◆ Your task:
The records below must be retyped exactly.

--- Supplied records ---

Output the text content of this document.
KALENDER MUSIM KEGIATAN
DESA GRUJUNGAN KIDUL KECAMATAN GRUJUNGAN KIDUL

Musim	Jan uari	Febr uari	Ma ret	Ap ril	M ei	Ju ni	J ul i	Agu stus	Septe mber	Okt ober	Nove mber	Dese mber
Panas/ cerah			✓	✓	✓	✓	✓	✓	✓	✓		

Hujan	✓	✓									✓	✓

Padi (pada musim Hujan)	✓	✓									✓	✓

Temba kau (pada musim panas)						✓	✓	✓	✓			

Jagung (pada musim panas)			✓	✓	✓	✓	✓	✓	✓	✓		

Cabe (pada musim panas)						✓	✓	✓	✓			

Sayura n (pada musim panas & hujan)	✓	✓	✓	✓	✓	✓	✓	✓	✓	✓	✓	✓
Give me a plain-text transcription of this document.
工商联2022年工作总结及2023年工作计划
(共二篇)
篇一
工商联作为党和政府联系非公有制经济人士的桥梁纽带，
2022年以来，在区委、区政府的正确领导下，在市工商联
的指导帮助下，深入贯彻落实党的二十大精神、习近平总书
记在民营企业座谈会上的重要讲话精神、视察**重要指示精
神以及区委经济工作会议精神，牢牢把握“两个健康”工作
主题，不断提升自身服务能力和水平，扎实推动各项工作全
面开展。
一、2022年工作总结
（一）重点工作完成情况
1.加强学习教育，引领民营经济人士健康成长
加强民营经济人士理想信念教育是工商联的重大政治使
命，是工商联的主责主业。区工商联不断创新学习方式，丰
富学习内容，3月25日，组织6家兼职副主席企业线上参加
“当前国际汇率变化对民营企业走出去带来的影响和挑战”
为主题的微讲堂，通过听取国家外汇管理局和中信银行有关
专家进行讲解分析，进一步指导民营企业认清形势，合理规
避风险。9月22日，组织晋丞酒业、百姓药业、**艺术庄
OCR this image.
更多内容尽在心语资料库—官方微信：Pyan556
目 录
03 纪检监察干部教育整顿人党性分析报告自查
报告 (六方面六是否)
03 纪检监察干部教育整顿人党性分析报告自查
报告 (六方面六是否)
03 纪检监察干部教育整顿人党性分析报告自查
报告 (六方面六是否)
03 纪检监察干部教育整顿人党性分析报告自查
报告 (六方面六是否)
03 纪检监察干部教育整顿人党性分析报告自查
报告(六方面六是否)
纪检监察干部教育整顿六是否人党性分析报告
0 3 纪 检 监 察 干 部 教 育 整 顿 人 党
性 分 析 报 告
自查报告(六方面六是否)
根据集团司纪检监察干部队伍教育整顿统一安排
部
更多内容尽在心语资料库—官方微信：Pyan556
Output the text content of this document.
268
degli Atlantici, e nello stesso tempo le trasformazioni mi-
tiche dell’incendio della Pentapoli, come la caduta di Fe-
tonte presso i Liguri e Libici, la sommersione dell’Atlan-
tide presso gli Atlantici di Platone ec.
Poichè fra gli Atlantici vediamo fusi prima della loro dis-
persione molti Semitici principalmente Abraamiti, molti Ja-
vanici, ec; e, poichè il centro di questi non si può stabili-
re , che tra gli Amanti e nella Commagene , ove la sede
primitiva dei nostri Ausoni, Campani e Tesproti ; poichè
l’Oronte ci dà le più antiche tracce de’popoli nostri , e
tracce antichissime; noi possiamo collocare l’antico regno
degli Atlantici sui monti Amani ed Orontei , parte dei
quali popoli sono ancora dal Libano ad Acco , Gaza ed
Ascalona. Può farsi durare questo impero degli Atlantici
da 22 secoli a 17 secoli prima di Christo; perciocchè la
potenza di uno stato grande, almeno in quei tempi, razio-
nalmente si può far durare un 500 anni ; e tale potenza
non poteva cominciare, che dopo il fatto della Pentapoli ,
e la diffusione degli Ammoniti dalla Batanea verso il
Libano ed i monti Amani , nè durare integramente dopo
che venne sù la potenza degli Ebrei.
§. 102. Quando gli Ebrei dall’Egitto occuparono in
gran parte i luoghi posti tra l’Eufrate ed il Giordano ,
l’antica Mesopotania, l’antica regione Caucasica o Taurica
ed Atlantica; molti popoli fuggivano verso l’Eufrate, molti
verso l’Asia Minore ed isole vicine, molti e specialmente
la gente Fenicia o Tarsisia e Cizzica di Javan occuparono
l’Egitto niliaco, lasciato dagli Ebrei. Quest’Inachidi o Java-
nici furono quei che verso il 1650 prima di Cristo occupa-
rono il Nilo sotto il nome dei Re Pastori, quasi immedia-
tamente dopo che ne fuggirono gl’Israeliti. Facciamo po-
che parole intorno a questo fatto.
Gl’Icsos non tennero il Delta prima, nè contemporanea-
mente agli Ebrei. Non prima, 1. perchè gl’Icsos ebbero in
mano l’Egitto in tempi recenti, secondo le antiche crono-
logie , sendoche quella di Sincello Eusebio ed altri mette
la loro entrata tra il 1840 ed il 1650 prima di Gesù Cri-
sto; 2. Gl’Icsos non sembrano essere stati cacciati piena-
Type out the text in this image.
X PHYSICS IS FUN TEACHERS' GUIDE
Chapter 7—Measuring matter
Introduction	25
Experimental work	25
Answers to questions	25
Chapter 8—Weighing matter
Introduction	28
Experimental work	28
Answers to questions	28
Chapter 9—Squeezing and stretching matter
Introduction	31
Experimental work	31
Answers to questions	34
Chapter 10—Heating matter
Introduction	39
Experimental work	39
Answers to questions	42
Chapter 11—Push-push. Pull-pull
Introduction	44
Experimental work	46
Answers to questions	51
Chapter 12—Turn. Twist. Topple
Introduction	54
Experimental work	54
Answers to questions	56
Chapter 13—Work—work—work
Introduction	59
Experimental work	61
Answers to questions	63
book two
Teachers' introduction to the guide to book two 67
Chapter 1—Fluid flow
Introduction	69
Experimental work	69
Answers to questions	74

---

◆ Result below:
Output the text content of this document.
KALENDER MUSIM KEGIATAN
DESA GRUJUNGAN KIDUL KECAMATAN GRUJUNGAN KIDUL

Musim	Jan uari	Febr uari	Ma ret	Ap ril	M ei	Ju ni	J ul i	Agu stus	Septe mber	Okt ober	Nove mber	Dese mber
Panas/ cerah			✓	✓	✓	✓	✓	✓	✓	✓		

Hujan	✓	✓									✓	✓

Padi (pada musim Hujan)	✓	✓									✓	✓

Temba kau (pada musim panas)						✓	✓	✓	✓			

Jagung (pada musim panas)			✓	✓	✓	✓	✓	✓	✓	✓		

Cabe (pada musim panas)						✓	✓	✓	✓			

Sayura n (pada musim panas & hujan)	✓	✓	✓	✓	✓	✓	✓	✓	✓	✓	✓	✓
Give me a plain-text transcription of this document.
工商联2022年工作总结及2023年工作计划
(共二篇)
篇一
工商联作为党和政府联系非公有制经济人士的桥梁纽带，
2022年以来，在区委、区政府的正确领导下，在市工商联
的指导帮助下，深入贯彻落实党的二十大精神、习近平总书
记在民营企业座谈会上的重要讲话精神、视察**重要指示精
神以及区委经济工作会议精神，牢牢把握“两个健康”工作
主题，不断提升自身服务能力和水平，扎实推动各项工作全
面开展。
一、2022年工作总结
（一）重点工作完成情况
1.加强学习教育，引领民营经济人士健康成长
加强民营经济人士理想信念教育是工商联的重大政治使
命，是工商联的主责主业。区工商联不断创新学习方式，丰
富学习内容，3月25日，组织6家兼职副主席企业线上参加
“当前国际汇率变化对民营企业走出去带来的影响和挑战”
为主题的微讲堂，通过听取国家外汇管理局和中信银行有关
专家进行讲解分析，进一步指导民营企业认清形势，合理规
避风险。9月22日，组织晋丞酒业、百姓药业、**艺术庄
OCR this image.
更多内容尽在心语资料库—官方微信：Pyan556
目 录
03 纪检监察干部教育整顿人党性分析报告自查
报告 (六方面六是否)
03 纪检监察干部教育整顿人党性分析报告自查
报告 (六方面六是否)
03 纪检监察干部教育整顿人党性分析报告自查
报告 (六方面六是否)
03 纪检监察干部教育整顿人党性分析报告自查
报告 (六方面六是否)
03 纪检监察干部教育整顿人党性分析报告自查
报告(六方面六是否)
纪检监察干部教育整顿六是否人党性分析报告
0 3 纪 检 监 察 干 部 教 育 整 顿 人 党
性 分 析 报 告
自查报告(六方面六是否)
根据集团司纪检监察干部队伍教育整顿统一安排
部
更多内容尽在心语资料库—官方微信：Pyan556
Output the text content of this document.
268
degli Atlantici, e nello stesso tempo le trasformazioni mi-
tiche dell’incendio della Pentapoli, come la caduta di Fe-
tonte presso i Liguri e Libici, la sommersione dell’Atlan-
tide presso gli Atlantici di Platone ec.
Poichè fra gli Atlantici vediamo fusi prima della loro dis-
persione molti Semitici principalmente Abraamiti, molti Ja-
vanici, ec; e, poichè il centro di questi non si può stabili-
re , che tra gli Amanti e nella Commagene , ove la sede
primitiva dei nostri Ausoni, Campani e Tesproti ; poichè
l’Oronte ci dà le più antiche tracce de’popoli nostri , e
tracce antichissime; noi possiamo collocare l’antico regno
degli Atlantici sui monti Amani ed Orontei , parte dei
quali popoli sono ancora dal Libano ad Acco , Gaza ed
Ascalona. Può farsi durare questo impero degli Atlantici
da 22 secoli a 17 secoli prima di Christo; perciocchè la
potenza di uno stato grande, almeno in quei tempi, razio-
nalmente si può far durare un 500 anni ; e tale potenza
non poteva cominciare, che dopo il fatto della Pentapoli ,
e la diffusione degli Ammoniti dalla Batanea verso il
Libano ed i monti Amani , nè durare integramente dopo
che venne sù la potenza degli Ebrei.
§. 102. Quando gli Ebrei dall’Egitto occuparono in
gran parte i luoghi posti tra l’Eufrate ed il Giordano ,
l’antica Mesopotania, l’antica regione Caucasica o Taurica
ed Atlantica; molti popoli fuggivano verso l’Eufrate, molti
verso l’Asia Minore ed isole vicine, molti e specialmente
la gente Fenicia o Tarsisia e Cizzica di Javan occuparono
l’Egitto niliaco, lasciato dagli Ebrei. Quest’Inachidi o Java-
nici furono quei che verso il 1650 prima di Cristo occupa-
rono il Nilo sotto il nome dei Re Pastori, quasi immedia-
tamente dopo che ne fuggirono gl’Israeliti. Facciamo po-
che parole intorno a questo fatto.
Gl’Icsos non tennero il Delta prima, nè contemporanea-
mente agli Ebrei. Non prima, 1. perchè gl’Icsos ebbero in
mano l’Egitto in tempi recenti, secondo le antiche crono-
logie , sendoche quella di Sincello Eusebio ed altri mette
la loro entrata tra il 1840 ed il 1650 prima di Gesù Cri-
sto; 2. Gl’Icsos non sembrano essere stati cacciati piena-
Type out the text in this image.
X PHYSICS IS FUN TEACHERS' GUIDE
Chapter 7—Measuring matter
Introduction	25
Experimental work	25
Answers to questions	25
Chapter 8—Weighing matter
Introduction	28
Experimental work	28
Answers to questions	28
Chapter 9—Squeezing and stretching matter
Introduction	31
Experimental work	31
Answers to questions	34
Chapter 10—Heating matter
Introduction	39
Experimental work	39
Answers to questions	42
Chapter 11—Push-push. Pull-pull
Introduction	44
Experimental work	46
Answers to questions	51
Chapter 12—Turn. Twist. Topple
Introduction	54
Experimental work	54
Answers to questions	56
Chapter 13—Work—work—work
Introduction	59
Experimental work	61
Answers to questions	63
book two
Teachers' introduction to the guide to book two 67
Chapter 1—Fluid flow
Introduction	69
Experimental work	69
Answers to questions	74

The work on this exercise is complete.